◆ Task set:
(a) Reproduce the part of the forum thread on billing code 99217 that opens with the words containing "## sivagurulingam (Nov" and closes with "with subsequent visit.".
(b) In the forum thread on billing code 99217, what reason did Medicare give for denying the claim?

◆ Text block:
━━━━━━━━━━━━━━━━━━━━
# Observation discharge 99217 and admission to the hospital



## bas0229 (Nov 18, 2014)

Our ER doctor billed an initial observation code (99220) and the following day the patient was discharged from observation care in the AM and admitted to an inpatient status in the PM.  Our doctor billed the discharge visit 99217 since it was a separate day.  Another specialist (in this case a cardiologist) admits the patient on the same day as the discharge visit 99217.  Medicare denied the claim indicating that 99217 "is not paid separately when the patient is inpatient".  I have done a lot of research and I cannot find the exact answer to this.  Can the ER doctor bill for the discharge 99217 if the patient is admitted on the same day even if it's by a different specialty?  If not, what would the ER physician bill?  Would he/she have to bill a subsequent hospital visit?  Thanks for any advise anyone can provide!


----------



## sivagurulingam (Nov 30, 2014)

We can bill,99217 for the ED physician and initial hospital visit to another specialty provider on the same day. Please re appeal the claim with clear note like the patient discharged by ED provider for the reason in the AM and cardiologist admit in the PM because both service rendered by different specialty provider. If both service rendered by the same specialty provider that time the initial hospital visit need to bill with subsequent visit.


----------
━━━━━━━━━━━━━━━━━━━━
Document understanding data
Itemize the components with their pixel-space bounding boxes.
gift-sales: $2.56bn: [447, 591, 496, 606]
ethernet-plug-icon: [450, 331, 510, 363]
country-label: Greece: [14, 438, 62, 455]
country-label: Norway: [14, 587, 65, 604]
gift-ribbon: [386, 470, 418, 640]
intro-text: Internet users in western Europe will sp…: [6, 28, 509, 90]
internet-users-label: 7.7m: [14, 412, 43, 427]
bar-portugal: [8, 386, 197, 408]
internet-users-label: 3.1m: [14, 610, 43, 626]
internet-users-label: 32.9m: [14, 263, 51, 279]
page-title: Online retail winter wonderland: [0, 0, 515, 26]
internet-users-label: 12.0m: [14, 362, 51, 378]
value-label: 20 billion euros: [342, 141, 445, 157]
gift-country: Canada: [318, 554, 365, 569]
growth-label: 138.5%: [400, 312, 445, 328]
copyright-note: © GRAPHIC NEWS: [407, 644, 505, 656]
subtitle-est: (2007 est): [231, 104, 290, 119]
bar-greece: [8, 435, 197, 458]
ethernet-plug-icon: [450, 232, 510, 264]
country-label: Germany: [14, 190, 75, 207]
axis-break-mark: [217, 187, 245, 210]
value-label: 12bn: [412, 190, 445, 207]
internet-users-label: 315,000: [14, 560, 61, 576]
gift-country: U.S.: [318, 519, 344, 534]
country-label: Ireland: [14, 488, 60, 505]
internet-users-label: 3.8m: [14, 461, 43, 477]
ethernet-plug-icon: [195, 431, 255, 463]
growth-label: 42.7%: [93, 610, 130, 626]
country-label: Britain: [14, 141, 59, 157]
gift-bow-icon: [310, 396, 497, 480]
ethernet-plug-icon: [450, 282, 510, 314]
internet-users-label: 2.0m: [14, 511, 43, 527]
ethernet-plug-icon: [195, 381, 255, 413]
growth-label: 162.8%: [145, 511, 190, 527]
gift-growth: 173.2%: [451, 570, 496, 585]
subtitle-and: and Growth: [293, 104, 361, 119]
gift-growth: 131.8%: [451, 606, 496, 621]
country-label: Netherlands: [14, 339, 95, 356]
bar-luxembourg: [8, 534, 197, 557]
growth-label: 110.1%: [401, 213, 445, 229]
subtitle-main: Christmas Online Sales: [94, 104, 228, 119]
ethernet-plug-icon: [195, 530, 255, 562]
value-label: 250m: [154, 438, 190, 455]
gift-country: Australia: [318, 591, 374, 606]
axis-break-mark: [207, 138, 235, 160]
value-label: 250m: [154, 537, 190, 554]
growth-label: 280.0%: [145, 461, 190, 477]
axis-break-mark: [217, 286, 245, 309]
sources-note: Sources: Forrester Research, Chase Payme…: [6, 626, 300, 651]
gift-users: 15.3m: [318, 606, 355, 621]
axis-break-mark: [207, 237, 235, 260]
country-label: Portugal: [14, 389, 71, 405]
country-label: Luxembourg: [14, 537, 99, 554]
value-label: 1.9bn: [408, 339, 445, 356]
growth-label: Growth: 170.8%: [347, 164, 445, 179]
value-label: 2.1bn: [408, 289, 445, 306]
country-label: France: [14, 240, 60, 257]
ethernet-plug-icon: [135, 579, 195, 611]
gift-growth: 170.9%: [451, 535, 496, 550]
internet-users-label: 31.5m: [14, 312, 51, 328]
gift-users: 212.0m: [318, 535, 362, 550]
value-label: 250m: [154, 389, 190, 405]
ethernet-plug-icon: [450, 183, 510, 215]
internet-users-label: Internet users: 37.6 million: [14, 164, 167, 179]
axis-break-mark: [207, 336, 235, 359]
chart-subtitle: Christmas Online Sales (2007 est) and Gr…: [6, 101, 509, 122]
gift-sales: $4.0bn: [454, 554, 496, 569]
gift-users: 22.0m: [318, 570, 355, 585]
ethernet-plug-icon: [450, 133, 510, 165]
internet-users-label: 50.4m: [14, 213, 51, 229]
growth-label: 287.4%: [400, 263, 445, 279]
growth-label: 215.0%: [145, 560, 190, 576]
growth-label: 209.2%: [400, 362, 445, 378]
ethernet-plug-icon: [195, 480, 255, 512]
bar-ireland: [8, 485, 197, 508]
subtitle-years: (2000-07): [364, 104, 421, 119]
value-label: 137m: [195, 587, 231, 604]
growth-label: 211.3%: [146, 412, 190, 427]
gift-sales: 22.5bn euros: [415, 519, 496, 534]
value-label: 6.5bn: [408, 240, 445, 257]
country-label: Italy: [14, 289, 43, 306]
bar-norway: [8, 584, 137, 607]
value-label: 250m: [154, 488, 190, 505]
━━━━━━━━━━━━━━━━━━━━
◆ Answers given:
(a)
## sivagurulingam (Nov 30, 2014)

We can bill,99217 for the ED physician and initial hospital visit to another specialty provider on the same day. Please re appeal the claim with clear note like the patient discharged by ED provider for the reason in the AM and cardiologist admit in the PM because both service rendered by different specialty provider. If both service rendered by the same specialty provider that time the initial hospital visit need to bill with subsequent visit.

(b) Medicare said that 99217 "is not paid separately when the patient is inpatient."